Data:

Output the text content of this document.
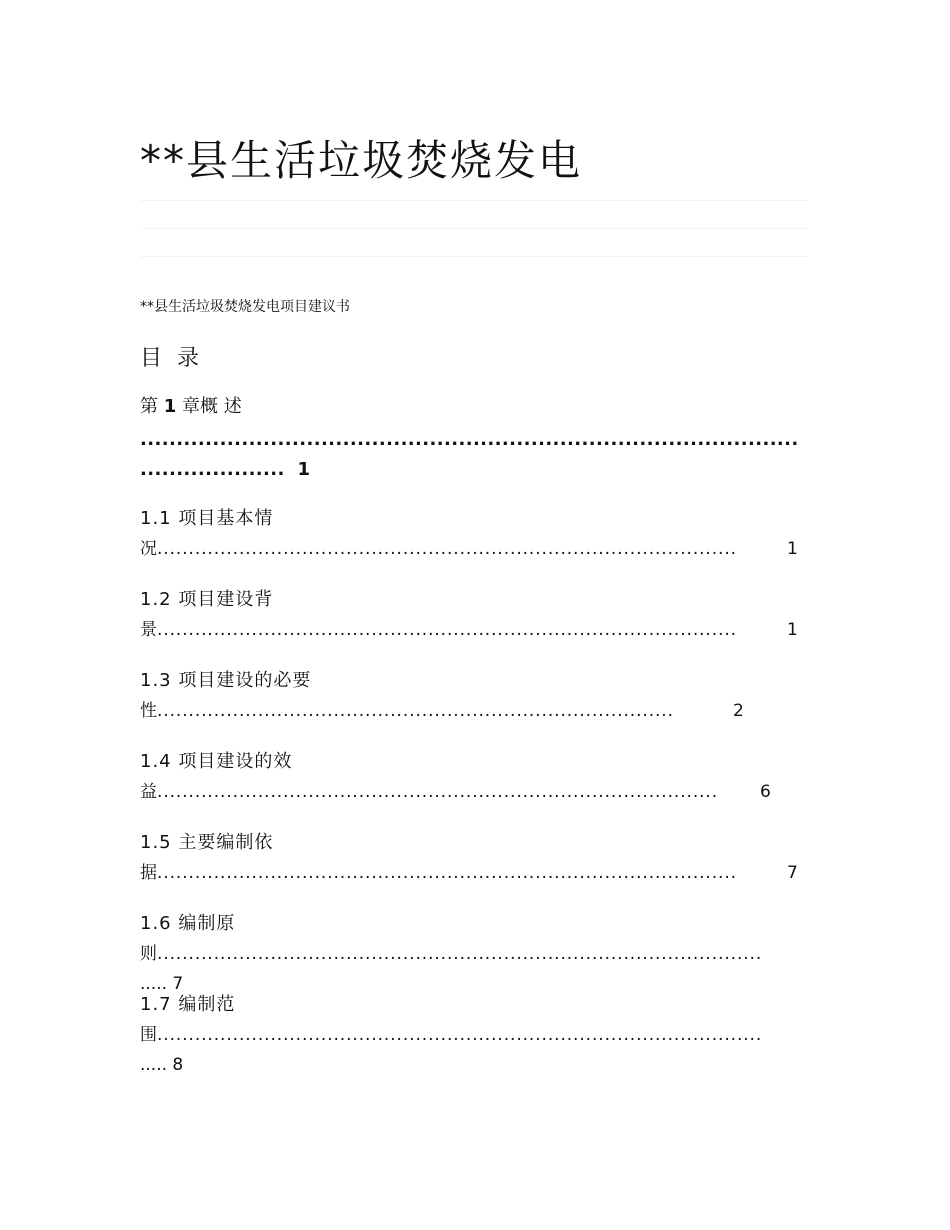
**县生活垃圾焚烧发电
**县生活垃圾焚烧发电项目建议书
目 录
第 1 章概 述
...........................................................................................
.................... 1
1.1 项目基本情
况 ............................................................................................	1
1.2 项目建设背
景 ............................................................................................	1
1.3 项目建设的必要
性 ..................................................................................	2
1.4 项目建设的效
益 .........................................................................................	6
1.5 主要编制依
据 ............................................................................................	7
1.6 编制原
则 ................................................................................................
..... 7
1.7 编制范
围 ................................................................................................
..... 8
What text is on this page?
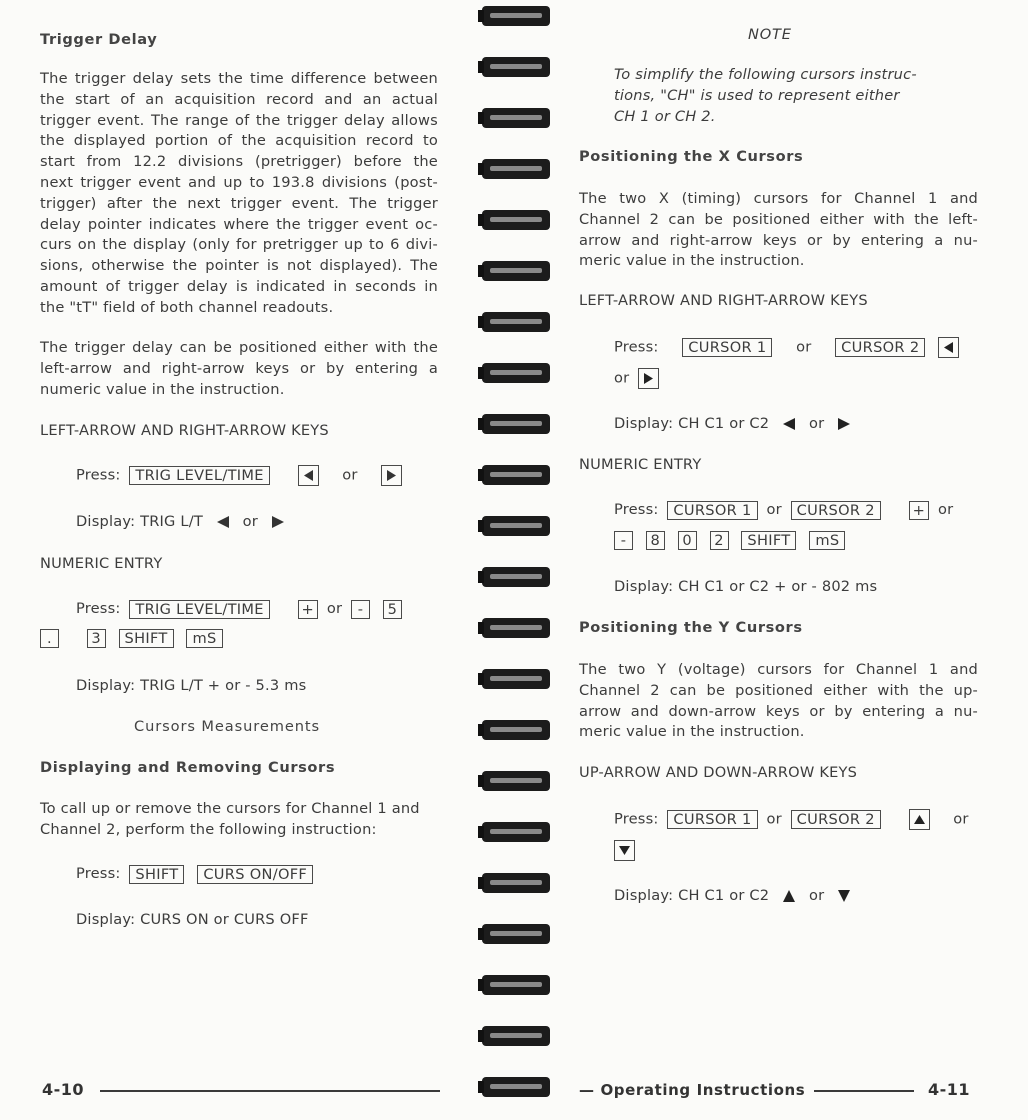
Trigger Delay
The trigger delay sets the time difference between
the start of an acquisition record and an actual
trigger event. The range of the trigger delay allows
the displayed portion of the acquisition record to
start from 12.2 divisions (pretrigger) before the
next trigger event and up to 193.8 divisions (post-
trigger) after the next trigger event. The trigger
delay pointer indicates where the trigger event oc-
curs on the display (only for pretrigger up to 6 divi-
sions, otherwise the pointer is not displayed). The
amount of trigger delay is indicated in seconds in
the "tT" field of both channel readouts.
The trigger delay can be positioned either with the
left-arrow and right-arrow keys or by entering a
numeric value in the instruction.
LEFT-ARROW AND RIGHT-ARROW KEYS
Press: TRIG LEVEL/TIME	or
Display: TRIG L/T	or
NUMERIC ENTRY
Press: TRIG LEVEL/TIME	+ or - 5
.	3 SHIFT mS
Display: TRIG L/T + or - 5.3 ms
Cursors Measurements
Displaying and Removing Cursors
To call up or remove the cursors for Channel 1 and
Channel 2, perform the following instruction:
Press: SHIFT CURS ON/OFF
Display: CURS ON or CURS OFF
4-10
NOTE
To simplify the following cursors instruc-
tions, "CH" is used to represent either
CH 1 or CH 2.
Positioning the X Cursors
The two X (timing) cursors for Channel 1 and
Channel 2 can be positioned either with the left-
arrow and right-arrow keys or by entering a nu-
meric value in the instruction.
LEFT-ARROW AND RIGHT-ARROW KEYS
Press: CURSOR 1 or CURSOR 2
or
Display: CH C1 or C2	or
NUMERIC ENTRY
Press: CURSOR 1 or CURSOR 2	+ or
- 8 0 2 SHIFT mS
Display: CH C1 or C2 + or - 802 ms
Positioning the Y Cursors
The two Y (voltage) cursors for Channel 1 and
Channel 2 can be positioned either with the up-
arrow and down-arrow keys or by entering a nu-
meric value in the instruction.
UP-ARROW AND DOWN-ARROW KEYS
Press: CURSOR 1 or CURSOR 2	or
Display: CH C1 or C2	or
— Operating Instructions	4-11
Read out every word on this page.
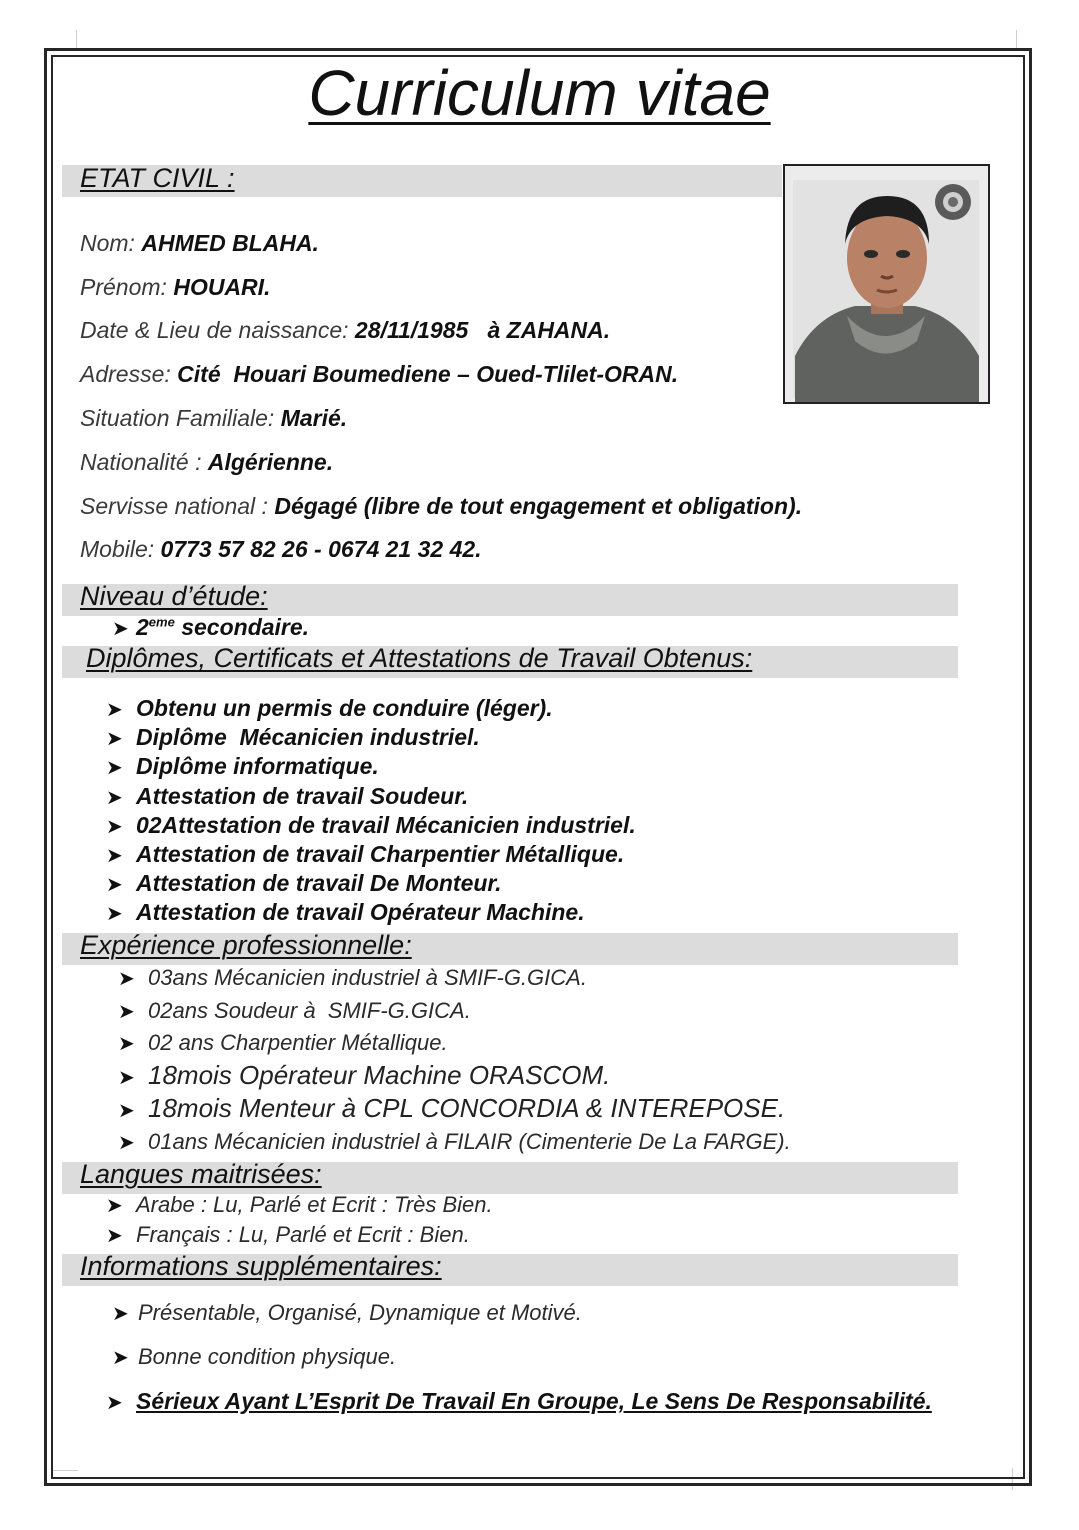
Curriculum vitae
ETAT CIVIL :
Nom: AHMED BLAHA.
Prénom: HOUARI.
Date & Lieu de naissance: 28/11/1985   à ZAHANA.
Adresse: Cité  Houari Boumediene – Oued-Tlilet-ORAN.
Situation Familiale: Marié.
Nationalité : Algérienne.
Servisse national : Dégagé (libre de tout engagement et obligation).
Mobile: 0773 57 82 26 - 0674 21 32 42.
Niveau d’étude:
➤ 2eme secondaire.
Diplômes, Certificats et Attestations de Travail Obtenus:
➤ Obtenu un permis de conduire (léger).
➤ Diplôme  Mécanicien industriel.
➤ Diplôme informatique.
➤ Attestation de travail Soudeur.
➤ 02Attestation de travail Mécanicien industriel.
➤ Attestation de travail Charpentier Métallique.
➤ Attestation de travail De Monteur.
➤ Attestation de travail Opérateur Machine.
Expérience professionnelle:
➤ 03ans Mécanicien industriel à SMIF-G.GICA.
➤ 02ans Soudeur à  SMIF-G.GICA.
➤ 02 ans Charpentier Métallique.
➤ 18mois Opérateur Machine ORASCOM.
➤ 18mois Menteur à CPL CONCORDIA & INTEREPOSE.
➤ 01ans Mécanicien industriel à FILAIR (Cimenterie De La FARGE).
Langues maitrisées:
➤ Arabe : Lu, Parlé et Ecrit : Très Bien.
➤ Français : Lu, Parlé et Ecrit : Bien.
Informations supplémentaires:
➤ Présentable, Organisé, Dynamique et Motivé.
➤ Bonne condition physique.
➤ Sérieux Ayant L’Esprit De Travail En Groupe, Le Sens De Responsabilité.
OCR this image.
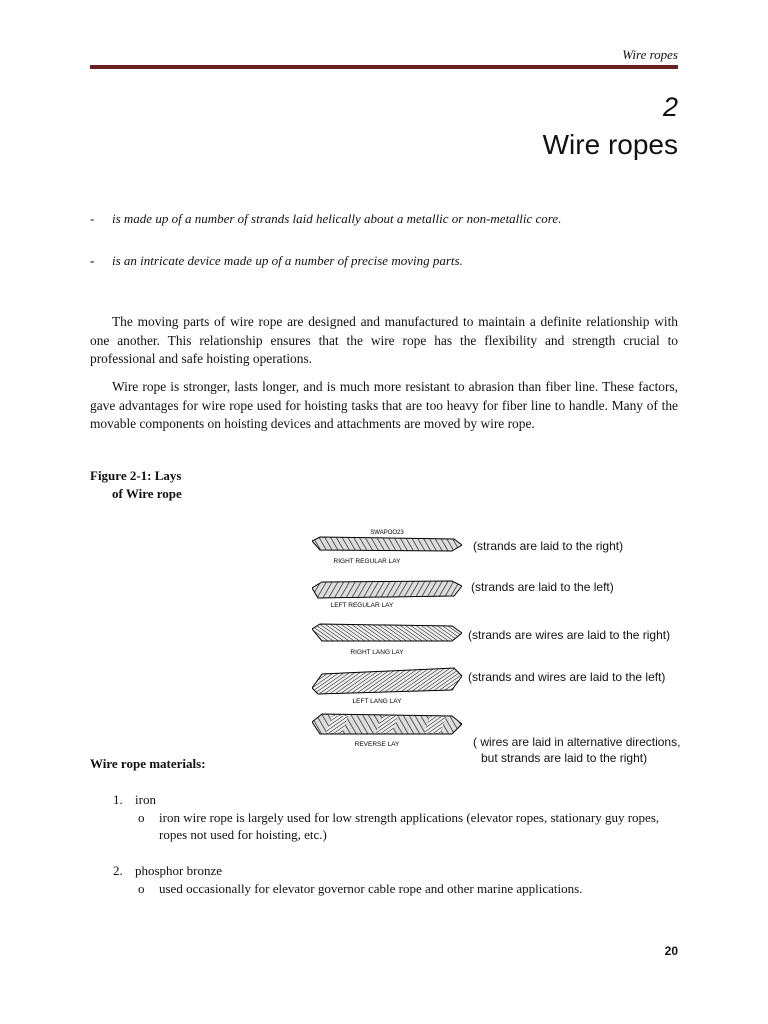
Wire ropes
2
Wire ropes
- is made up of a number of strands laid helically about a metallic or non-metallic core.
- is an intricate device made up of a number of precise moving parts.

The moving parts of wire rope are designed and manufactured to maintain a definite relationship with one another. This relationship ensures that the wire rope has the flexibility and strength crucial to professional and safe hoisting operations.

Wire rope is stronger, lasts longer, and is much more resistant to abrasion than fiber line. These factors, gave advantages for wire rope used for hoisting tasks that are too heavy for fiber line to handle. Many of the movable components on hoisting devices and attachments are moved by wire rope.

Figure 2-1: Lays
of Wire rope
SWAPOO23
RIGHT REGULAR LAY
LEFT REGULAR LAY
RIGHT LANG LAY
LEFT LANG LAY
REVERSE LAY
(strands are laid to the right)
(strands are laid to the left)
(strands are wires are laid to the right)
(strands and wires are laid to the left)
( wires are laid in alternative directions,
but strands are laid to the right)
Wire rope materials:
1. iron
o	iron wire rope is largely used for low strength applications (elevator ropes, stationary guy ropes, ropes not used for hoisting, etc.)
2. phosphor bronze
o	used occasionally for elevator governor cable rope and other marine applications.
20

Brief: Each entry shown above must be quoted exactly, with its pictures left out.

Solution to the problem:
Output the text content of this document.
**县生活垃圾焚烧发电
**县生活垃圾焚烧发电项目建议书
目 录
第 1 章概 述
...........................................................................................
.................... 1
1.1 项目基本情
况 ............................................................................................	1
1.2 项目建设背
景 ............................................................................................	1
1.3 项目建设的必要
性 ..................................................................................	2
1.4 项目建设的效
益 .........................................................................................	6
1.5 主要编制依
据 ............................................................................................	7
1.6 编制原
则 ................................................................................................
..... 7
1.7 编制范
围 ................................................................................................
..... 8
What text is on this page?
Trigger Delay
The trigger delay sets the time difference between
the start of an acquisition record and an actual
trigger event. The range of the trigger delay allows
the displayed portion of the acquisition record to
start from 12.2 divisions (pretrigger) before the
next trigger event and up to 193.8 divisions (post-
trigger) after the next trigger event. The trigger
delay pointer indicates where the trigger event oc-
curs on the display (only for pretrigger up to 6 divi-
sions, otherwise the pointer is not displayed). The
amount of trigger delay is indicated in seconds in
the "tT" field of both channel readouts.
The trigger delay can be positioned either with the
left-arrow and right-arrow keys or by entering a
numeric value in the instruction.
LEFT-ARROW AND RIGHT-ARROW KEYS
Press: TRIG LEVEL/TIME	or
Display: TRIG L/T	or
NUMERIC ENTRY
Press: TRIG LEVEL/TIME	+ or - 5
.	3 SHIFT mS
Display: TRIG L/T + or - 5.3 ms
Cursors Measurements
Displaying and Removing Cursors
To call up or remove the cursors for Channel 1 and
Channel 2, perform the following instruction:
Press: SHIFT CURS ON/OFF
Display: CURS ON or CURS OFF
4-10
NOTE
To simplify the following cursors instruc-
tions, "CH" is used to represent either
CH 1 or CH 2.
Positioning the X Cursors
The two X (timing) cursors for Channel 1 and
Channel 2 can be positioned either with the left-
arrow and right-arrow keys or by entering a nu-
meric value in the instruction.
LEFT-ARROW AND RIGHT-ARROW KEYS
Press: CURSOR 1 or CURSOR 2
or
Display: CH C1 or C2	or
NUMERIC ENTRY
Press: CURSOR 1 or CURSOR 2	+ or
- 8 0 2 SHIFT mS
Display: CH C1 or C2 + or - 802 ms
Positioning the Y Cursors
The two Y (voltage) cursors for Channel 1 and
Channel 2 can be positioned either with the up-
arrow and down-arrow keys or by entering a nu-
meric value in the instruction.
UP-ARROW AND DOWN-ARROW KEYS
Press: CURSOR 1 or CURSOR 2	or
Display: CH C1 or C2	or
— Operating Instructions	4-11
Read out every word on this page.
Curriculum vitae
ETAT CIVIL :
Nom: AHMED BLAHA.
Prénom: HOUARI.
Date & Lieu de naissance: 28/11/1985   à ZAHANA.
Adresse: Cité  Houari Boumediene – Oued-Tlilet-ORAN.
Situation Familiale: Marié.
Nationalité : Algérienne.
Servisse national : Dégagé (libre de tout engagement et obligation).
Mobile: 0773 57 82 26 - 0674 21 32 42.
Niveau d’étude:
➤ 2eme secondaire.
Diplômes, Certificats et Attestations de Travail Obtenus:
➤ Obtenu un permis de conduire (léger).
➤ Diplôme  Mécanicien industriel.
➤ Diplôme informatique.
➤ Attestation de travail Soudeur.
➤ 02Attestation de travail Mécanicien industriel.
➤ Attestation de travail Charpentier Métallique.
➤ Attestation de travail De Monteur.
➤ Attestation de travail Opérateur Machine.
Expérience professionnelle:
➤ 03ans Mécanicien industriel à SMIF-G.GICA.
➤ 02ans Soudeur à  SMIF-G.GICA.
➤ 02 ans Charpentier Métallique.
➤ 18mois Opérateur Machine ORASCOM.
➤ 18mois Menteur à CPL CONCORDIA & INTEREPOSE.
➤ 01ans Mécanicien industriel à FILAIR (Cimenterie De La FARGE).
Langues maitrisées:
➤ Arabe : Lu, Parlé et Ecrit : Très Bien.
➤ Français : Lu, Parlé et Ecrit : Bien.
Informations supplémentaires:
➤ Présentable, Organisé, Dynamique et Motivé.
➤ Bonne condition physique.
➤ Sérieux Ayant L’Esprit De Travail En Groupe, Le Sens De Responsabilité.
OCR this image.
Wire ropes
2
Wire ropes
- is made up of a number of strands laid helically about a metallic or non-metallic core.
- is an intricate device made up of a number of precise moving parts.

The moving parts of wire rope are designed and manufactured to maintain a definite relationship with one another. This relationship ensures that the wire rope has the flexibility and strength crucial to professional and safe hoisting operations.

Wire rope is stronger, lasts longer, and is much more resistant to abrasion than fiber line. These factors, gave advantages for wire rope used for hoisting tasks that are too heavy for fiber line to handle. Many of the movable components on hoisting devices and attachments are moved by wire rope.

Figure 2-1: Lays
of Wire rope
SWAPOO23
RIGHT REGULAR LAY
LEFT REGULAR LAY
RIGHT LANG LAY
LEFT LANG LAY
REVERSE LAY
(strands are laid to the right)
(strands are laid to the left)
(strands are wires are laid to the right)
(strands and wires are laid to the left)
( wires are laid in alternative directions,
but strands are laid to the right)
Wire rope materials:
1. iron
o	iron wire rope is largely used for low strength applications (elevator ropes, stationary guy ropes, ropes not used for hoisting, etc.)
2. phosphor bronze
o	used occasionally for elevator governor cable rope and other marine applications.
20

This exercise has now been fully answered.